*TASK PROMPT:*
In full and without deviation, write out the entries that follow.

--- DATA ROWS ---

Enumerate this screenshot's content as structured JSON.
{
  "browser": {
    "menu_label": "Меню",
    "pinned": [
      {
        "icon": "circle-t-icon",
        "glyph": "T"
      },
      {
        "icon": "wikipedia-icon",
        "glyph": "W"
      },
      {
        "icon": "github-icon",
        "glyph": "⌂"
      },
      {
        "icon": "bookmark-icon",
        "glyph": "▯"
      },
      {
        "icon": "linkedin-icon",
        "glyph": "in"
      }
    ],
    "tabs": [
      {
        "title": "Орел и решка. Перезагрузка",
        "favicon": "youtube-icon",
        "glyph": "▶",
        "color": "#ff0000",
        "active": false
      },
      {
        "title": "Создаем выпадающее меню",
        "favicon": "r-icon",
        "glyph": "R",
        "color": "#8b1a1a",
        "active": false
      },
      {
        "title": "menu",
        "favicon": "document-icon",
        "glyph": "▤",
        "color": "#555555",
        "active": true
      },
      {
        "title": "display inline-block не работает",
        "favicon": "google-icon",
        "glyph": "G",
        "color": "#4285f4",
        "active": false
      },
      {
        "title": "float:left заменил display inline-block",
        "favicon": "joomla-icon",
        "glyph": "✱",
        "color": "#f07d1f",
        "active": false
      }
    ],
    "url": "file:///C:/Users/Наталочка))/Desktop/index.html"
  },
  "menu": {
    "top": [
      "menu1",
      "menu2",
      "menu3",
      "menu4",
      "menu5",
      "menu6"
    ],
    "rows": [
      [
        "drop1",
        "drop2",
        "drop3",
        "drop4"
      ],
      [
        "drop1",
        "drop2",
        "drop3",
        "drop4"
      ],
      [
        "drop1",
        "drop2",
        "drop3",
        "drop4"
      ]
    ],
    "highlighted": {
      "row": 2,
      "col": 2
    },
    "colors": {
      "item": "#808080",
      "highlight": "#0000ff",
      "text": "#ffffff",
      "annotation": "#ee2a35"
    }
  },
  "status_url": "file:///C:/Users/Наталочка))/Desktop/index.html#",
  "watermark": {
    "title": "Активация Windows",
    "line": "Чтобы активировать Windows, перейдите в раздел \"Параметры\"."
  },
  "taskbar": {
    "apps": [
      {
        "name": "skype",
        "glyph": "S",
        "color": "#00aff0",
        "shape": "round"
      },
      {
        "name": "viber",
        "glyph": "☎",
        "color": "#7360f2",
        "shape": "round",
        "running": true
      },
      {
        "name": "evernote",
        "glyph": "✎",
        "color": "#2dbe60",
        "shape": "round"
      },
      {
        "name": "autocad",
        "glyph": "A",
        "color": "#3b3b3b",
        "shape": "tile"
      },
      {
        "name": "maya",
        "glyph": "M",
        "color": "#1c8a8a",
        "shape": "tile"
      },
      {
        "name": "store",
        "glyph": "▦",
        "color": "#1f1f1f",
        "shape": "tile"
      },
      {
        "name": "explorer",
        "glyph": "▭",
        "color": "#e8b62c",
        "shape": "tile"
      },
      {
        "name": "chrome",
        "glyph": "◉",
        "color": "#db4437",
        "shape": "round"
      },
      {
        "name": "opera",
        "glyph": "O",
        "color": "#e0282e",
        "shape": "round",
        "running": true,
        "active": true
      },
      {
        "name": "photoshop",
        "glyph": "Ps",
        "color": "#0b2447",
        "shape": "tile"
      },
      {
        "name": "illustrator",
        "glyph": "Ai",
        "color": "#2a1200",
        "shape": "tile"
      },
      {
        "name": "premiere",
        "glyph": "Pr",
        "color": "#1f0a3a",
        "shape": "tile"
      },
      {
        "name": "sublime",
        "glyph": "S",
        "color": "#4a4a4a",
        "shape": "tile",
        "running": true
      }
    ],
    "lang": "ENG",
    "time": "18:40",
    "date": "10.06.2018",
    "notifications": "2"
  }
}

---

*OUTPUT OF THE TASK:*
Enumerate this screenshot's content as structured JSON.
{
  "browser": {
    "menu_label": "Меню",
    "pinned": [
      {
        "icon": "circle-t-icon",
        "glyph": "T"
      },
      {
        "icon": "wikipedia-icon",
        "glyph": "W"
      },
      {
        "icon": "github-icon",
        "glyph": "⌂"
      },
      {
        "icon": "bookmark-icon",
        "glyph": "▯"
      },
      {
        "icon": "linkedin-icon",
        "glyph": "in"
      }
    ],
    "tabs": [
      {
        "title": "Орел и решка. Перезагрузка",
        "favicon": "youtube-icon",
        "glyph": "▶",
        "color": "#ff0000",
        "active": false
      },
      {
        "title": "Создаем выпадающее меню",
        "favicon": "r-icon",
        "glyph": "R",
        "color": "#8b1a1a",
        "active": false
      },
      {
        "title": "menu",
        "favicon": "document-icon",
        "glyph": "▤",
        "color": "#555555",
        "active": true
      },
      {
        "title": "display inline-block не работает",
        "favicon": "google-icon",
        "glyph": "G",
        "color": "#4285f4",
        "active": false
      },
      {
        "title": "float:left заменил display inline-block",
        "favicon": "joomla-icon",
        "glyph": "✱",
        "color": "#f07d1f",
        "active": false
      }
    ],
    "url": "file:///C:/Users/Наталочка))/Desktop/index.html"
  },
  "menu": {
    "top": [
      "menu1",
      "menu2",
      "menu3",
      "menu4",
      "menu5",
      "menu6"
    ],
    "rows": [
      [
        "drop1",
        "drop2",
        "drop3",
        "drop4"
      ],
      [
        "drop1",
        "drop2",
        "drop3",
        "drop4"
      ],
      [
        "drop1",
        "drop2",
        "drop3",
        "drop4"
      ]
    ],
    "highlighted": {
      "row": 2,
      "col": 2
    },
    "colors": {
      "item": "#808080",
      "highlight": "#0000ff",
      "text": "#ffffff",
      "annotation": "#ee2a35"
    }
  },
  "status_url": "file:///C:/Users/Наталочка))/Desktop/index.html#",
  "watermark": {
    "title": "Активация Windows",
    "line": "Чтобы активировать Windows, перейдите в раздел \"Параметры\"."
  },
  "taskbar": {
    "apps": [
      {
        "name": "skype",
        "glyph": "S",
        "color": "#00aff0",
        "shape": "round"
      },
      {
        "name": "viber",
        "glyph": "☎",
        "color": "#7360f2",
        "shape": "round",
        "running": true
      },
      {
        "name": "evernote",
        "glyph": "✎",
        "color": "#2dbe60",
        "shape": "round"
      },
      {
        "name": "autocad",
        "glyph": "A",
        "color": "#3b3b3b",
        "shape": "tile"
      },
      {
        "name": "maya",
        "glyph": "M",
        "color": "#1c8a8a",
        "shape": "tile"
      },
      {
        "name": "store",
        "glyph": "▦",
        "color": "#1f1f1f",
        "shape": "tile"
      },
      {
        "name": "explorer",
        "glyph": "▭",
        "color": "#e8b62c",
        "shape": "tile"
      },
      {
        "name": "chrome",
        "glyph": "◉",
        "color": "#db4437",
        "shape": "round"
      },
      {
        "name": "opera",
        "glyph": "O",
        "color": "#e0282e",
        "shape": "round",
        "running": true,
        "active": true
      },
      {
        "name": "photoshop",
        "glyph": "Ps",
        "color": "#0b2447",
        "shape": "tile"
      },
      {
        "name": "illustrator",
        "glyph": "Ai",
        "color": "#2a1200",
        "shape": "tile"
      },
      {
        "name": "premiere",
        "glyph": "Pr",
        "color": "#1f0a3a",
        "shape": "tile"
      },
      {
        "name": "sublime",
        "glyph": "S",
        "color": "#4a4a4a",
        "shape": "tile",
        "running": true
      }
    ],
    "lang": "ENG",
    "time": "18:40",
    "date": "10.06.2018",
    "notifications": "2"
  }
}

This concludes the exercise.